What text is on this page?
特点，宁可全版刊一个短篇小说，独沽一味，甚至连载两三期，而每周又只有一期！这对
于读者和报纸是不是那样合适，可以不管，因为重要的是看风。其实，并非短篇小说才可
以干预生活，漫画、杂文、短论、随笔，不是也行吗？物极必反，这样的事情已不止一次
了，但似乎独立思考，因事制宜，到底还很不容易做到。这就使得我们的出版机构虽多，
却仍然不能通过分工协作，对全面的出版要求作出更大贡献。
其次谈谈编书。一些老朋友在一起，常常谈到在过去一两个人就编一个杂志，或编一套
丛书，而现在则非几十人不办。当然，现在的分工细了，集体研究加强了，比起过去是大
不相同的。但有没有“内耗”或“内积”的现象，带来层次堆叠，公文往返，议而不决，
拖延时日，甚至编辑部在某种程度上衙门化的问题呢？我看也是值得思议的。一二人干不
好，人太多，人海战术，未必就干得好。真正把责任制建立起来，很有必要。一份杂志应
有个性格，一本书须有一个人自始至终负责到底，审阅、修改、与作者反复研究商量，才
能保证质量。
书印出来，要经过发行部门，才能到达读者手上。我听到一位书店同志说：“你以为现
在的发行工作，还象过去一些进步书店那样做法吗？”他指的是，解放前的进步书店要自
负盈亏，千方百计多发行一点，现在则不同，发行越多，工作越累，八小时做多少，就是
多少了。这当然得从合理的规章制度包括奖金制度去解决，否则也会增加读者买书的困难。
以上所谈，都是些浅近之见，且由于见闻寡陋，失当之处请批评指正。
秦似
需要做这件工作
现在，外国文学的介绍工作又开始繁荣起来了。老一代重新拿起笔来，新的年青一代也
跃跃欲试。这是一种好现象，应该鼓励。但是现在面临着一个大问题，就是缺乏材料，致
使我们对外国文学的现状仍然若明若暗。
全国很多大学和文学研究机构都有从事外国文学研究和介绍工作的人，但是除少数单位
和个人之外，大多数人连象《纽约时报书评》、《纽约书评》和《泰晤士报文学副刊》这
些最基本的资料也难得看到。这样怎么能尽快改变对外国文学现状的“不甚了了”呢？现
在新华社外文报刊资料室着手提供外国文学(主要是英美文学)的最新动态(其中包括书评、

▶ [Task]:
The whole listing above needs to be written out again exactly.

▶ [Solution for this exercise]:
What text is on this page?
特点，宁可全版刊一个短篇小说，独沽一味，甚至连载两三期，而每周又只有一期！这对
于读者和报纸是不是那样合适，可以不管，因为重要的是看风。其实，并非短篇小说才可
以干预生活，漫画、杂文、短论、随笔，不是也行吗？物极必反，这样的事情已不止一次
了，但似乎独立思考，因事制宜，到底还很不容易做到。这就使得我们的出版机构虽多，
却仍然不能通过分工协作，对全面的出版要求作出更大贡献。
其次谈谈编书。一些老朋友在一起，常常谈到在过去一两个人就编一个杂志，或编一套
丛书，而现在则非几十人不办。当然，现在的分工细了，集体研究加强了，比起过去是大
不相同的。但有没有“内耗”或“内积”的现象，带来层次堆叠，公文往返，议而不决，
拖延时日，甚至编辑部在某种程度上衙门化的问题呢？我看也是值得思议的。一二人干不
好，人太多，人海战术，未必就干得好。真正把责任制建立起来，很有必要。一份杂志应
有个性格，一本书须有一个人自始至终负责到底，审阅、修改、与作者反复研究商量，才
能保证质量。
书印出来，要经过发行部门，才能到达读者手上。我听到一位书店同志说：“你以为现
在的发行工作，还象过去一些进步书店那样做法吗？”他指的是，解放前的进步书店要自
负盈亏，千方百计多发行一点，现在则不同，发行越多，工作越累，八小时做多少，就是
多少了。这当然得从合理的规章制度包括奖金制度去解决，否则也会增加读者买书的困难。
以上所谈，都是些浅近之见，且由于见闻寡陋，失当之处请批评指正。
秦似
需要做这件工作
现在，外国文学的介绍工作又开始繁荣起来了。老一代重新拿起笔来，新的年青一代也
跃跃欲试。这是一种好现象，应该鼓励。但是现在面临着一个大问题，就是缺乏材料，致
使我们对外国文学的现状仍然若明若暗。
全国很多大学和文学研究机构都有从事外国文学研究和介绍工作的人，但是除少数单位
和个人之外，大多数人连象《纽约时报书评》、《纽约书评》和《泰晤士报文学副刊》这
些最基本的资料也难得看到。这样怎么能尽快改变对外国文学现状的“不甚了了”呢？现
在新华社外文报刊资料室着手提供外国文学(主要是英美文学)的最新动态(其中包括书评、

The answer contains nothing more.